> **SOURCE TEXT**
/---

Leaving <function say_hello at 0x11143be18>
Entering <function say_goodbye at 0x1115c0e18>
See you later.
Leaving <function say_goodbye at 0x1115c0e18>
Leaving <function conversation at 0x1115c07b8>

So we can now see in more detail what’s going on as we move through this program. However, having to set each function to the result of calling track_this on the function is laborious; it would be nicer if there were an easier way to do this, and thankfully Python gives us one.

@track_this
def say_hello():
    print("Hello, world.")

@track_this
def say_goodbye():
    print("See you later.")

@track_this
def conversation():
    say_hello()
    say_goodbye()

conversation()

Using @ followed by the name of the altering function (track_this in this case), and placing this before the function definition, Python takes the result of calling the altering function and overwrites the new function with it.

This syntax is called a “decorator”; the functions say_hello, say_goodbye, and conversation have been decorated with the track_this decorator.

Our @track_this decorator is currently not very general. We can see a problem when we try and decorate a function that takes arguments:

Decorators and arguments

@track_this
def say_something(thing_to_say):
    print(thing_to_say)

say_something("Hello there")
TypeError                                 Traceback (most recent call last)
<ipython-input-29-000c7283eed1> in <module>()
      3     print(thing_to_say)
      4
----> 5 say_something("Hello there")

TypeError: new_function() takes 0 positional arguments but 1 was given

To make this more flexible, we can rewrite the track_this decorator as:

def track_this(function):
    def new_function(*args, **kwargs):
        print("Entering", function)
        function(*args, **kwargs)
        print("Leaving", function)

    return new_function

The * and ** here carry two meanings. In the definition def new_function(*args, **kwargs), they mean “take any positional arguments and put them into a list called args, and take any keyword arguments and put them into a dict called kwargs. In the function call function(*args, **kwargs), they mean “pass each element of the list args as a separate argument, and pass each element of the dict kwargs as a keyword argument.

You can also write and use decorators that themselves accept arguments by using a nested function definition, but we won’t go into detail about this today.

Double checking

Try writing a decorator that checks the result of a computation is consistent by running it twice and checking the outputs are equal. This should return the result if it is consistent, and raise an exception otherwise. Test it by decorating the area and perimeter methods of the Polygon and Triangle classes from the previous episode.

\---

> **ABOUT THIS TASK**
Rewrite the paragraph of the text on Python decorators that begins "The * and ** here carry two meanings" as a short list that keeps its main facts.

Bounding box prediction records:
/---

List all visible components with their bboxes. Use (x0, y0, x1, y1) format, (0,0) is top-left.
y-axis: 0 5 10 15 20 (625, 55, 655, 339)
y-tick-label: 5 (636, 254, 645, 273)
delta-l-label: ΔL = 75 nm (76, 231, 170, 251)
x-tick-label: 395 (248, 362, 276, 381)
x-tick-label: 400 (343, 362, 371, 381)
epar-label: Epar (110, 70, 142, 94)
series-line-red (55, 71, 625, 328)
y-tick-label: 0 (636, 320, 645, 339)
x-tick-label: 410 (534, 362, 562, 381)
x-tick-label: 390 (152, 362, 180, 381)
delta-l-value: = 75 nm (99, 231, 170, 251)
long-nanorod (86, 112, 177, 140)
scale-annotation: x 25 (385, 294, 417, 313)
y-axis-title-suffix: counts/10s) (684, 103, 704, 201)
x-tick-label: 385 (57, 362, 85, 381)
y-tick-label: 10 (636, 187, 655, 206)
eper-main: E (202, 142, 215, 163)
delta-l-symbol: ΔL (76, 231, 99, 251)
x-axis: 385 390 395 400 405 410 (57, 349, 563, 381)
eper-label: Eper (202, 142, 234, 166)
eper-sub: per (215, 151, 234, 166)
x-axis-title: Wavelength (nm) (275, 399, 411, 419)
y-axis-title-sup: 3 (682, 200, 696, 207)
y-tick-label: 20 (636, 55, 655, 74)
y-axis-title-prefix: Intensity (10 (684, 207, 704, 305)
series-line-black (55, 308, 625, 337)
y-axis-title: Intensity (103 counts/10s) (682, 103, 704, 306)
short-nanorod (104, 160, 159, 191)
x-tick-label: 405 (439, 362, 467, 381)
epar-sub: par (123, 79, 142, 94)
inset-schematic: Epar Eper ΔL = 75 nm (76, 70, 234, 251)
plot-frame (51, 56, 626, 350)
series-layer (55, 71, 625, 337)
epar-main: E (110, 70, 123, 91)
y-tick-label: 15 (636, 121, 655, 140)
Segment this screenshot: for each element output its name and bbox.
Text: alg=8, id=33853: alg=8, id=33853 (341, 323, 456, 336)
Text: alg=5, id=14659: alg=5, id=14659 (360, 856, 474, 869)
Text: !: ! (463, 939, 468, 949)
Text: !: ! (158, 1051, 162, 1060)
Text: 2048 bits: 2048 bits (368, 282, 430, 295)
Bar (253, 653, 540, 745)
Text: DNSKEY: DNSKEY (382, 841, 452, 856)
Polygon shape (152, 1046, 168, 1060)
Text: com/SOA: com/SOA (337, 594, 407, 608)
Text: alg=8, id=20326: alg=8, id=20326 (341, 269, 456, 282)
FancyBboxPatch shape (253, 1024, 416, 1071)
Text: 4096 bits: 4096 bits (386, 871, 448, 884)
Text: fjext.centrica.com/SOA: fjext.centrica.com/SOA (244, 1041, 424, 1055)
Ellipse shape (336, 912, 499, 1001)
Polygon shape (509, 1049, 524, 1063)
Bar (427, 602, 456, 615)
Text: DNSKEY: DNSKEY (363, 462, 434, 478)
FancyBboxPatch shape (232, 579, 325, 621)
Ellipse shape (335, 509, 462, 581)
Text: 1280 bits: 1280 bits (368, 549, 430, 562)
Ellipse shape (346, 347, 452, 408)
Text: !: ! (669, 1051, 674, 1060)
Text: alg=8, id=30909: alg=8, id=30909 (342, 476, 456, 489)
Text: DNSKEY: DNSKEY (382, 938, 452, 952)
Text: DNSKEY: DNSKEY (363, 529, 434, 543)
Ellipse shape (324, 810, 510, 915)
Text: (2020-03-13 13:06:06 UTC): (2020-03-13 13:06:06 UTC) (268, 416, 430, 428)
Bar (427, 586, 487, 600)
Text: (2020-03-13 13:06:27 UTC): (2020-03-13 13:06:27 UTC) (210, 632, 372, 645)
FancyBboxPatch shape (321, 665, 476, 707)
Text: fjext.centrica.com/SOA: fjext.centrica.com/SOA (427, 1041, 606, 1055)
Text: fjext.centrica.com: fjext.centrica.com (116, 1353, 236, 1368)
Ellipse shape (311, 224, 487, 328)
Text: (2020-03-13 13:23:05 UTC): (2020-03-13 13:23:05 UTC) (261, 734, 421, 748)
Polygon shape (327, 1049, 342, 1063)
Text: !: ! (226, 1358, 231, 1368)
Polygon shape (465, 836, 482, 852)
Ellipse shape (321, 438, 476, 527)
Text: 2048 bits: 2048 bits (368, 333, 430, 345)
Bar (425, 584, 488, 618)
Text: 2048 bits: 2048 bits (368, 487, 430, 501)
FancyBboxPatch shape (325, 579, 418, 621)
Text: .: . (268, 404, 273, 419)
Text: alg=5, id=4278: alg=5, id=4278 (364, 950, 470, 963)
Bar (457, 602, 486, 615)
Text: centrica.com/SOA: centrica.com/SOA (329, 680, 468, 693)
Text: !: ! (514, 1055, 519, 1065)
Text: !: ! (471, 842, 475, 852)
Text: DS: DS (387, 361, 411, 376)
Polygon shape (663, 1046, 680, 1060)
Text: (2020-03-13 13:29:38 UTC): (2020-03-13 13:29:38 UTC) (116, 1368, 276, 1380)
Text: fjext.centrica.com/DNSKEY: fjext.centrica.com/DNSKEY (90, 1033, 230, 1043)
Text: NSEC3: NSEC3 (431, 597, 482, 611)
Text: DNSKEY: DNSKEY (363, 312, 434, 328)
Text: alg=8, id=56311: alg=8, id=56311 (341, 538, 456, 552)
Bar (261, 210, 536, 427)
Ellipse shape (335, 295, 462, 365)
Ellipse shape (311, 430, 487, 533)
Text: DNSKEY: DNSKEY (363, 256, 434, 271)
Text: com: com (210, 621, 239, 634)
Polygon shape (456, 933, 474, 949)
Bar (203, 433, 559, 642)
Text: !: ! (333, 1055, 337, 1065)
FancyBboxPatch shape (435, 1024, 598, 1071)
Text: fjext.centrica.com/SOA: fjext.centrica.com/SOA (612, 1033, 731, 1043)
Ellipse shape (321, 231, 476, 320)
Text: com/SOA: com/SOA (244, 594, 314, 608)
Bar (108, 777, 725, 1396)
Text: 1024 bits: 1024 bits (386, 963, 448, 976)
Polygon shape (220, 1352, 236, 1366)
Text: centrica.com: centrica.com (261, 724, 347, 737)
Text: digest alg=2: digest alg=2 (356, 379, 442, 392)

\---

> **EXPECTED ANSWER**
The * and ** have two meanings:
- In the definition def new_function(*args, **kwargs), they take any positional arguments and put them into a list called args, and take any keyword arguments and put them into a dict called kwargs.
- In the call function(*args, **kwargs), they pass each element of the list args as a separate argument, and pass each element of the dict kwargs as a keyword argument.